TASK REQUIREMENTS - Rewrite the lines of the material as a JSON list of strings, one string per line and no blank lines, starting with the line containing "button[interactable]: Camera <box>6" and going on through the line containing "button[interactable]: Emoji <box>2".

*-*-*

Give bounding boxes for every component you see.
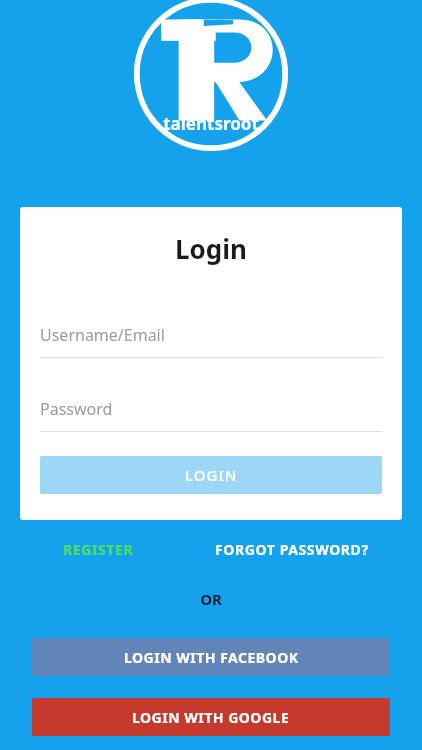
staticText: LOGIN WITH FACEBOOK xyxy=(124,648,299,667)
staticText: Username/Email xyxy=(40,324,165,346)
staticText: LOGIN WITH GOOGLE xyxy=(132,708,290,727)
staticText: FORGOT PASSWORD? xyxy=(215,540,369,559)
staticText: Login xyxy=(20,231,402,266)
staticText: Password xyxy=(40,398,113,420)
staticText: OR xyxy=(0,589,422,609)
staticText: REGISTER xyxy=(63,540,134,559)
button[interactable]: REGISTER xyxy=(18,540,179,559)
staticText: talentsroot xyxy=(0,112,422,135)
button[interactable]: LOGIN WITH FACEBOOK xyxy=(32,638,390,676)
staticText: LOGIN xyxy=(185,465,238,485)
button[interactable]: LOGIN xyxy=(40,456,382,494)
button[interactable]: LOGIN WITH GOOGLE xyxy=(32,698,390,736)
button[interactable]: FORGOT PASSWORD? xyxy=(179,540,404,559)
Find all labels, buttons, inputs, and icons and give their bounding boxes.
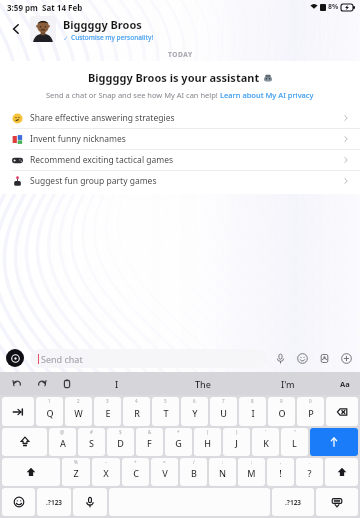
button[interactable]: Camera <box>6 349 24 367</box>
button[interactable]: Voice note <box>273 351 288 366</box>
staticText: ? <box>307 467 312 479</box>
button[interactable]: Voice input <box>73 488 107 516</box>
button[interactable]: , <box>267 458 294 486</box>
staticText: 9 <box>280 398 283 404</box>
button[interactable]: ( <box>194 428 221 456</box>
staticText: Send chat <box>41 353 83 365</box>
button[interactable]: Emoji <box>2 488 35 516</box>
button[interactable]: @ <box>49 428 76 456</box>
staticText: U <box>220 407 227 419</box>
staticText: J <box>235 437 238 449</box>
button[interactable]: Clipboard <box>60 377 74 391</box>
staticText: Recommend exciting tactical games <box>30 154 342 166</box>
button[interactable]: 2 <box>65 397 92 426</box>
staticText: .?123 <box>46 498 63 507</box>
button[interactable]: Shift <box>2 458 60 486</box>
button[interactable]: / <box>180 458 207 486</box>
button[interactable]: - <box>92 458 120 486</box>
button[interactable]: 9 <box>268 397 295 426</box>
staticText: 6 <box>193 398 196 404</box>
button[interactable]: Redo <box>35 377 49 391</box>
button[interactable]: Biggggy Broos <box>63 17 352 42</box>
button[interactable]: 3 <box>94 397 121 426</box>
button[interactable]: Share effective answering strategies <box>0 108 360 128</box>
staticText: Customise my personality! <box>71 33 154 42</box>
button[interactable]: The <box>160 372 245 395</box>
staticText: I <box>251 407 255 419</box>
button[interactable]: & <box>136 428 163 456</box>
button[interactable]: Suggest fun group party games <box>0 171 360 191</box>
button[interactable]: ) <box>223 428 250 456</box>
button[interactable]: 8 <box>239 397 266 426</box>
button[interactable]: Recommend exciting tactical games <box>0 150 360 170</box>
button[interactable]: = <box>151 458 178 486</box>
button[interactable]: + <box>122 458 149 486</box>
staticText: TODAY <box>168 50 193 59</box>
staticText: Y <box>192 407 198 419</box>
button[interactable]: More <box>339 351 354 366</box>
button[interactable]: Send chat <box>30 349 267 368</box>
button[interactable]: 4 <box>123 397 150 426</box>
staticText: - <box>105 459 107 465</box>
staticText: M <box>247 467 256 479</box>
staticText: E <box>105 407 111 419</box>
staticText: 8% <box>328 2 339 12</box>
staticText: 8 <box>251 398 254 404</box>
button[interactable]: Tab <box>2 397 34 426</box>
staticText: H <box>204 437 211 449</box>
button[interactable]: 0 <box>297 397 324 426</box>
staticText: Z <box>73 467 79 479</box>
button[interactable]: Invent funny nicknames <box>0 129 360 149</box>
button[interactable]: ' <box>252 428 279 456</box>
staticText: $ <box>119 429 122 435</box>
button[interactable]: " <box>281 428 308 456</box>
button[interactable]: # <box>78 428 105 456</box>
button[interactable]: I <box>74 372 160 395</box>
staticText: Send a chat or Snap and see how My AI ca… <box>46 90 220 100</box>
button[interactable]: Caps lock <box>2 428 47 456</box>
staticText: * <box>177 429 180 435</box>
button[interactable]: Cameo <box>317 351 332 366</box>
staticText: N <box>219 467 226 479</box>
staticText: Biggggy Broos <box>63 17 142 32</box>
button[interactable]: $ <box>107 428 134 456</box>
button[interactable]: 5 <box>152 397 179 426</box>
staticText: 7 <box>222 398 225 404</box>
staticText: Suggest fun group party games <box>30 175 342 187</box>
button[interactable]: . <box>296 458 323 486</box>
staticText: B <box>191 467 197 479</box>
button[interactable]: % <box>62 458 90 486</box>
staticText: Aa <box>340 379 350 389</box>
staticText: 0 <box>309 398 312 404</box>
staticText: .?123 <box>285 498 302 507</box>
button[interactable]: ; <box>238 458 265 486</box>
button[interactable]: 7 <box>210 397 237 426</box>
button[interactable]: 6 <box>181 397 208 426</box>
button[interactable]: Backspace <box>326 397 358 426</box>
button[interactable]: Stickers <box>295 351 310 366</box>
staticText: # <box>90 429 93 435</box>
staticText: % <box>74 459 78 465</box>
button[interactable]: Text options <box>330 372 360 395</box>
button[interactable]: Hide keyboard <box>316 488 358 516</box>
button[interactable]: * <box>165 428 192 456</box>
staticText: ; <box>251 459 253 465</box>
button[interactable]: Enter <box>310 428 358 456</box>
button[interactable]: Numbers right <box>272 488 314 516</box>
staticText: R <box>134 407 140 419</box>
button[interactable]: Shift right <box>325 458 358 486</box>
button[interactable]: : <box>209 458 236 486</box>
button[interactable]: Undo <box>10 377 24 391</box>
button[interactable]: I'm <box>245 372 330 395</box>
button[interactable]: 1 <box>36 397 63 426</box>
staticText: F <box>147 437 152 449</box>
staticText: : <box>222 459 224 465</box>
staticText: 5 <box>164 398 167 404</box>
staticText: Share effective answering strategies <box>30 112 342 124</box>
button[interactable]: Numbers <box>37 488 71 516</box>
staticText: C <box>133 467 139 479</box>
button[interactable]: Back <box>4 17 28 41</box>
button[interactable]: Learn about My AI privacy <box>220 90 314 100</box>
staticText: 4 <box>135 398 138 404</box>
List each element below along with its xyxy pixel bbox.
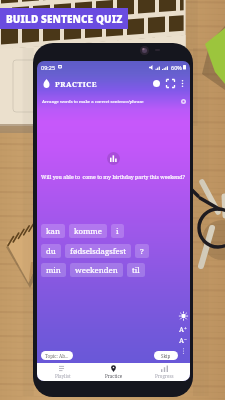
staticText: Skip [161, 353, 171, 359]
staticText: i [116, 226, 119, 237]
staticText: Practice [105, 373, 123, 379]
staticText: du [46, 246, 56, 257]
staticText: 09:25 [41, 64, 56, 71]
staticText: kan [46, 226, 60, 237]
button[interactable]: til [127, 263, 145, 277]
button[interactable]: Record [153, 80, 160, 87]
staticText: 60% [171, 64, 182, 71]
button[interactable]: Increase text size [178, 325, 188, 334]
staticText: Arrange words to make a correct sentence… [42, 98, 144, 104]
button[interactable]: Skip [154, 351, 178, 360]
staticText: BUILD SENTENCE QUIZ [6, 12, 123, 26]
staticText: A⁻ [179, 336, 187, 345]
staticText: komme [74, 226, 102, 237]
staticText: PRACTICE [55, 79, 98, 89]
button[interactable]: komme [69, 224, 107, 238]
button[interactable]: Fullscreen [166, 79, 175, 88]
button[interactable]: More options [180, 79, 185, 88]
button[interactable]: Playlist [37, 363, 88, 381]
staticText: ? [140, 246, 144, 257]
staticText: Will you able to come to my birthday par… [41, 173, 185, 180]
button[interactable]: Settings [181, 99, 186, 104]
button[interactable]: Play audio [107, 152, 120, 165]
button[interactable]: Decrease text size [178, 336, 188, 345]
button[interactable]: weekenden [70, 263, 123, 277]
button[interactable]: kan [41, 224, 65, 238]
staticText: til [132, 265, 140, 276]
staticText: Progress [155, 373, 174, 379]
button[interactable]: More [180, 347, 187, 355]
button[interactable]: du [41, 244, 61, 258]
staticText: Playlist [55, 373, 71, 379]
staticText: weekenden [75, 265, 118, 276]
button[interactable]: min [41, 263, 66, 277]
staticText: A⁺ [179, 325, 187, 334]
staticText: min [46, 265, 61, 276]
button[interactable]: Practice [88, 363, 139, 381]
button[interactable]: fødselsdagsfest [65, 244, 131, 258]
staticText: fødselsdagsfest [70, 246, 126, 257]
button[interactable]: Hint [179, 312, 188, 321]
button[interactable]: Topic: Ab... [41, 351, 73, 360]
button[interactable]: ? [135, 244, 149, 258]
button[interactable]: Progress [139, 363, 190, 381]
button[interactable]: i [111, 224, 124, 238]
staticText: Topic: Ab... [45, 353, 69, 359]
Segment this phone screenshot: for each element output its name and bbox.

*-*-*

EXPECTED OUTPUT -
[
  "button[interactable]: Camera <box>6 349 24 367</box>",
  "button[interactable]: Voice note <box>273 351 288 366</box>",
  "staticText: ? <box>307 467 312 479</box>",
  "button[interactable]: Voice input <box>73 488 107 516</box>",
  "button[interactable]: , <box>267 458 294 486</box>",
  "staticText: 9 <box>280 398 283 404</box>",
  "button[interactable]: ( <box>194 428 221 456</box>",
  "staticText: Send chat <box>41 353 83 365</box>",
  "button[interactable]: Emoji <box>2 488 35 516</box>"
]